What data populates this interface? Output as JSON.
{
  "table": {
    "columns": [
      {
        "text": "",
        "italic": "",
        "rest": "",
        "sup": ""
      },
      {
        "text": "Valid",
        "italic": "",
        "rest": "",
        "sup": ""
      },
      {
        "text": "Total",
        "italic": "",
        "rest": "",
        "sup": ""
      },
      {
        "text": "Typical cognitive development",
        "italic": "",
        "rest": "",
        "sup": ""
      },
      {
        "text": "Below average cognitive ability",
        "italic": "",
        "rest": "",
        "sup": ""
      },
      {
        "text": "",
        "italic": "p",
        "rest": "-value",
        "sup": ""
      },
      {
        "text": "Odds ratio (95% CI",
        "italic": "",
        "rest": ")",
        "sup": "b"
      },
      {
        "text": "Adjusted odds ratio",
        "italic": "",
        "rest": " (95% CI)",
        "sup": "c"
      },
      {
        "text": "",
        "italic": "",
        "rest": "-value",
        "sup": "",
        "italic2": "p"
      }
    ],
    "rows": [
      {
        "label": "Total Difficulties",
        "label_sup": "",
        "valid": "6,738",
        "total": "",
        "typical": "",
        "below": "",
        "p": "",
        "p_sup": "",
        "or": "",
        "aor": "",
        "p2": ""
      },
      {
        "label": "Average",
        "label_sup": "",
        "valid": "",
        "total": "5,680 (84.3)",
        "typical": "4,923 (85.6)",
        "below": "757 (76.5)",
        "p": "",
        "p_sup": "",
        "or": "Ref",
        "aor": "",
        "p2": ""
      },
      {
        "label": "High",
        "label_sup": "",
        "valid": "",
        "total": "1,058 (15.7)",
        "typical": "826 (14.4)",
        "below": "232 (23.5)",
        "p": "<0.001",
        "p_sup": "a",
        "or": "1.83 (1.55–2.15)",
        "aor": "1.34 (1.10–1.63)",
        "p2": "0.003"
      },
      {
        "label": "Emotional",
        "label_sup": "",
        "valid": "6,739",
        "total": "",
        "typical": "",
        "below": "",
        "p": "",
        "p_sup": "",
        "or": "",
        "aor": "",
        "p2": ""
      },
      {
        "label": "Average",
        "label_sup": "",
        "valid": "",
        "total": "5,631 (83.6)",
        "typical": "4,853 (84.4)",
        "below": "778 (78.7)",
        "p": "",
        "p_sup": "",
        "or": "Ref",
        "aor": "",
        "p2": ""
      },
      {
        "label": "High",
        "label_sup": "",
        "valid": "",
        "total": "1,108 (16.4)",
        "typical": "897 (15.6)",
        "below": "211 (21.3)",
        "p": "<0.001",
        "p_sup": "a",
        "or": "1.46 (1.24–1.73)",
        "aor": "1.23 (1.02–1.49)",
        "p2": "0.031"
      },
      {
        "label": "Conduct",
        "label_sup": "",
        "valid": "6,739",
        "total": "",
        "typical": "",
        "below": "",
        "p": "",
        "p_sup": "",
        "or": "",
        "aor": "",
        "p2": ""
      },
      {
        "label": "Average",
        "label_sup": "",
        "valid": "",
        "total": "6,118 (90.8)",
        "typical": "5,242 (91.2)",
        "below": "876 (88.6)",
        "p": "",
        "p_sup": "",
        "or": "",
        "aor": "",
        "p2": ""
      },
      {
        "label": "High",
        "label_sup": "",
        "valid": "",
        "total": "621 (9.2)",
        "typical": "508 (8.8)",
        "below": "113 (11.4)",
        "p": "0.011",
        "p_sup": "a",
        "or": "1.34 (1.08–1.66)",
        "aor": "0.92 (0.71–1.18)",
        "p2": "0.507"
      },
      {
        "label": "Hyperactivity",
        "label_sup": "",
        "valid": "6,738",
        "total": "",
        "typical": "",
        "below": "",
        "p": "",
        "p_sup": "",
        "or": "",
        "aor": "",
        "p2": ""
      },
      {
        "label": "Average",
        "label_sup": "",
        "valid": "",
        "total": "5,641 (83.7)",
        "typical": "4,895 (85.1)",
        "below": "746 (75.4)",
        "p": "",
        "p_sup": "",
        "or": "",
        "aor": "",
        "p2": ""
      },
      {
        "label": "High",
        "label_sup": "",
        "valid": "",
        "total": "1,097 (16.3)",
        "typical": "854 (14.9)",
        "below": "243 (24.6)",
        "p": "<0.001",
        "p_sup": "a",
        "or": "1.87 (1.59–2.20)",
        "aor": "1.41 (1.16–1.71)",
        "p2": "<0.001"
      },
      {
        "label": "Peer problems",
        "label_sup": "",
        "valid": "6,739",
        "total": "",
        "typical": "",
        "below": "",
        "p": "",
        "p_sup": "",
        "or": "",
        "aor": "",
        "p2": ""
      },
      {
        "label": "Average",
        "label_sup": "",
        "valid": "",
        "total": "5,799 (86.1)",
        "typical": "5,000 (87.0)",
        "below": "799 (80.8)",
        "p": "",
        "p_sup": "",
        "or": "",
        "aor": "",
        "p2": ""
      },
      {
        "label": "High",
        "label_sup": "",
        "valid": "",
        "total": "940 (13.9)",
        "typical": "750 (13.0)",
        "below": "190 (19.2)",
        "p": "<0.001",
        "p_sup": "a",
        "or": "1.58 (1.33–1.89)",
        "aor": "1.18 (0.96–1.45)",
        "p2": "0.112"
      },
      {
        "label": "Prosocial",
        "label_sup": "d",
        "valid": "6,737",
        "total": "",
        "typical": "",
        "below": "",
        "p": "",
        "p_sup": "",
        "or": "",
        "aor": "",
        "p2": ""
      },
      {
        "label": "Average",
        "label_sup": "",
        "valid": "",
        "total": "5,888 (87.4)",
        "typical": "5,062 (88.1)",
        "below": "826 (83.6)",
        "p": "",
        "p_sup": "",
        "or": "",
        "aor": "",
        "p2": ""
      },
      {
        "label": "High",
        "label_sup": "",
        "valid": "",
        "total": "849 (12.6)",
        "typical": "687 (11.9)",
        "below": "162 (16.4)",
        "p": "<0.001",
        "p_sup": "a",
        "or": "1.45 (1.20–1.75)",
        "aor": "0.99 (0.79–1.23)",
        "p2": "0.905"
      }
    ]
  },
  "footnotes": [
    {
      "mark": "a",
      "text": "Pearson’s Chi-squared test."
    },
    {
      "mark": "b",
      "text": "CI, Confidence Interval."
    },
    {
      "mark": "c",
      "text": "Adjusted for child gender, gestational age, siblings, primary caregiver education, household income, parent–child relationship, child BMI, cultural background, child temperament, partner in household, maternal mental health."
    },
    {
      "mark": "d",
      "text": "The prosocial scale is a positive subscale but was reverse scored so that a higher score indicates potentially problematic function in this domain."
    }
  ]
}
-*-*-
## What you will do
Quote the listing in full, please, keeping every line exact.

## Task solution
What data populates this interface? Output as JSON.
{
  "table": {
    "columns": [
      {
        "text": "",
        "italic": "",
        "rest": "",
        "sup": ""
      },
      {
        "text": "Valid",
        "italic": "",
        "rest": "",
        "sup": ""
      },
      {
        "text": "Total",
        "italic": "",
        "rest": "",
        "sup": ""
      },
      {
        "text": "Typical cognitive development",
        "italic": "",
        "rest": "",
        "sup": ""
      },
      {
        "text": "Below average cognitive ability",
        "italic": "",
        "rest": "",
        "sup": ""
      },
      {
        "text": "",
        "italic": "p",
        "rest": "-value",
        "sup": ""
      },
      {
        "text": "Odds ratio (95% CI",
        "italic": "",
        "rest": ")",
        "sup": "b"
      },
      {
        "text": "Adjusted odds ratio",
        "italic": "",
        "rest": " (95% CI)",
        "sup": "c"
      },
      {
        "text": "",
        "italic": "",
        "rest": "-value",
        "sup": "",
        "italic2": "p"
      }
    ],
    "rows": [
      {
        "label": "Total Difficulties",
        "label_sup": "",
        "valid": "6,738",
        "total": "",
        "typical": "",
        "below": "",
        "p": "",
        "p_sup": "",
        "or": "",
        "aor": "",
        "p2": ""
      },
      {
        "label": "Average",
        "label_sup": "",
        "valid": "",
        "total": "5,680 (84.3)",
        "typical": "4,923 (85.6)",
        "below": "757 (76.5)",
        "p": "",
        "p_sup": "",
        "or": "Ref",
        "aor": "",
        "p2": ""
      },
      {
        "label": "High",
        "label_sup": "",
        "valid": "",
        "total": "1,058 (15.7)",
        "typical": "826 (14.4)",
        "below": "232 (23.5)",
        "p": "<0.001",
        "p_sup": "a",
        "or": "1.83 (1.55–2.15)",
        "aor": "1.34 (1.10–1.63)",
        "p2": "0.003"
      },
      {
        "label": "Emotional",
        "label_sup": "",
        "valid": "6,739",
        "total": "",
        "typical": "",
        "below": "",
        "p": "",
        "p_sup": "",
        "or": "",
        "aor": "",
        "p2": ""
      },
      {
        "label": "Average",
        "label_sup": "",
        "valid": "",
        "total": "5,631 (83.6)",
        "typical": "4,853 (84.4)",
        "below": "778 (78.7)",
        "p": "",
        "p_sup": "",
        "or": "Ref",
        "aor": "",
        "p2": ""
      },
      {
        "label": "High",
        "label_sup": "",
        "valid": "",
        "total": "1,108 (16.4)",
        "typical": "897 (15.6)",
        "below": "211 (21.3)",
        "p": "<0.001",
        "p_sup": "a",
        "or": "1.46 (1.24–1.73)",
        "aor": "1.23 (1.02–1.49)",
        "p2": "0.031"
      },
      {
        "label": "Conduct",
        "label_sup": "",
        "valid": "6,739",
        "total": "",
        "typical": "",
        "below": "",
        "p": "",
        "p_sup": "",
        "or": "",
        "aor": "",
        "p2": ""
      },
      {
        "label": "Average",
        "label_sup": "",
        "valid": "",
        "total": "6,118 (90.8)",
        "typical": "5,242 (91.2)",
        "below": "876 (88.6)",
        "p": "",
        "p_sup": "",
        "or": "",
        "aor": "",
        "p2": ""
      },
      {
        "label": "High",
        "label_sup": "",
        "valid": "",
        "total": "621 (9.2)",
        "typical": "508 (8.8)",
        "below": "113 (11.4)",
        "p": "0.011",
        "p_sup": "a",
        "or": "1.34 (1.08–1.66)",
        "aor": "0.92 (0.71–1.18)",
        "p2": "0.507"
      },
      {
        "label": "Hyperactivity",
        "label_sup": "",
        "valid": "6,738",
        "total": "",
        "typical": "",
        "below": "",
        "p": "",
        "p_sup": "",
        "or": "",
        "aor": "",
        "p2": ""
      },
      {
        "label": "Average",
        "label_sup": "",
        "valid": "",
        "total": "5,641 (83.7)",
        "typical": "4,895 (85.1)",
        "below": "746 (75.4)",
        "p": "",
        "p_sup": "",
        "or": "",
        "aor": "",
        "p2": ""
      },
      {
        "label": "High",
        "label_sup": "",
        "valid": "",
        "total": "1,097 (16.3)",
        "typical": "854 (14.9)",
        "below": "243 (24.6)",
        "p": "<0.001",
        "p_sup": "a",
        "or": "1.87 (1.59–2.20)",
        "aor": "1.41 (1.16–1.71)",
        "p2": "<0.001"
      },
      {
        "label": "Peer problems",
        "label_sup": "",
        "valid": "6,739",
        "total": "",
        "typical": "",
        "below": "",
        "p": "",
        "p_sup": "",
        "or": "",
        "aor": "",
        "p2": ""
      },
      {
        "label": "Average",
        "label_sup": "",
        "valid": "",
        "total": "5,799 (86.1)",
        "typical": "5,000 (87.0)",
        "below": "799 (80.8)",
        "p": "",
        "p_sup": "",
        "or": "",
        "aor": "",
        "p2": ""
      },
      {
        "label": "High",
        "label_sup": "",
        "valid": "",
        "total": "940 (13.9)",
        "typical": "750 (13.0)",
        "below": "190 (19.2)",
        "p": "<0.001",
        "p_sup": "a",
        "or": "1.58 (1.33–1.89)",
        "aor": "1.18 (0.96–1.45)",
        "p2": "0.112"
      },
      {
        "label": "Prosocial",
        "label_sup": "d",
        "valid": "6,737",
        "total": "",
        "typical": "",
        "below": "",
        "p": "",
        "p_sup": "",
        "or": "",
        "aor": "",
        "p2": ""
      },
      {
        "label": "Average",
        "label_sup": "",
        "valid": "",
        "total": "5,888 (87.4)",
        "typical": "5,062 (88.1)",
        "below": "826 (83.6)",
        "p": "",
        "p_sup": "",
        "or": "",
        "aor": "",
        "p2": ""
      },
      {
        "label": "High",
        "label_sup": "",
        "valid": "",
        "total": "849 (12.6)",
        "typical": "687 (11.9)",
        "below": "162 (16.4)",
        "p": "<0.001",
        "p_sup": "a",
        "or": "1.45 (1.20–1.75)",
        "aor": "0.99 (0.79–1.23)",
        "p2": "0.905"
      }
    ]
  },
  "footnotes": [
    {
      "mark": "a",
      "text": "Pearson’s Chi-squared test."
    },
    {
      "mark": "b",
      "text": "CI, Confidence Interval."
    },
    {
      "mark": "c",
      "text": "Adjusted for child gender, gestational age, siblings, primary caregiver education, household income, parent–child relationship, child BMI, cultural background, child temperament, partner in household, maternal mental health."
    },
    {
      "mark": "d",
      "text": "The prosocial scale is a positive subscale but was reverse scored so that a higher score indicates potentially problematic function in this domain."
    }
  ]
}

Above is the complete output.